EXERCISE GOAL: Print all the entries verbatim.
------------
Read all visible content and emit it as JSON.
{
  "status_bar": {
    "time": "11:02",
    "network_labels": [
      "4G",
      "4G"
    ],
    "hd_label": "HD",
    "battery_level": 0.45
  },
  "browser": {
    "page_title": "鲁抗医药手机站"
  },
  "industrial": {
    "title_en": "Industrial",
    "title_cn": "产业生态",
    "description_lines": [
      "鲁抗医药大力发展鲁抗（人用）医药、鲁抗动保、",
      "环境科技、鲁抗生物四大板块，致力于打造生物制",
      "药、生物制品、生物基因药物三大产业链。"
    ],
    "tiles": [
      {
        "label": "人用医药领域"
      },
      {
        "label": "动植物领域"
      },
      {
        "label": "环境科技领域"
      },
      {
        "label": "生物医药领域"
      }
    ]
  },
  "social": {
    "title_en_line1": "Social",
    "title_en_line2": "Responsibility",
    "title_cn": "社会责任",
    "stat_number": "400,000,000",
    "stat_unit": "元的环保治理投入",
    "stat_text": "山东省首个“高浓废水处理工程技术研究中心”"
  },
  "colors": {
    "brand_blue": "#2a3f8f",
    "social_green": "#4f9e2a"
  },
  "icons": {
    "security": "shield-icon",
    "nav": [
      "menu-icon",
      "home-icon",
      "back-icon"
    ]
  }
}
------------
EXERCISE SOLUTION:
Read all visible content and emit it as JSON.
{
  "status_bar": {
    "time": "11:02",
    "network_labels": [
      "4G",
      "4G"
    ],
    "hd_label": "HD",
    "battery_level": 0.45
  },
  "browser": {
    "page_title": "鲁抗医药手机站"
  },
  "industrial": {
    "title_en": "Industrial",
    "title_cn": "产业生态",
    "description_lines": [
      "鲁抗医药大力发展鲁抗（人用）医药、鲁抗动保、",
      "环境科技、鲁抗生物四大板块，致力于打造生物制",
      "药、生物制品、生物基因药物三大产业链。"
    ],
    "tiles": [
      {
        "label": "人用医药领域"
      },
      {
        "label": "动植物领域"
      },
      {
        "label": "环境科技领域"
      },
      {
        "label": "生物医药领域"
      }
    ]
  },
  "social": {
    "title_en_line1": "Social",
    "title_en_line2": "Responsibility",
    "title_cn": "社会责任",
    "stat_number": "400,000,000",
    "stat_unit": "元的环保治理投入",
    "stat_text": "山东省首个“高浓废水处理工程技术研究中心”"
  },
  "colors": {
    "brand_blue": "#2a3f8f",
    "social_green": "#4f9e2a"
  },
  "icons": {
    "security": "shield-icon",
    "nav": [
      "menu-icon",
      "home-icon",
      "back-icon"
    ]
  }
}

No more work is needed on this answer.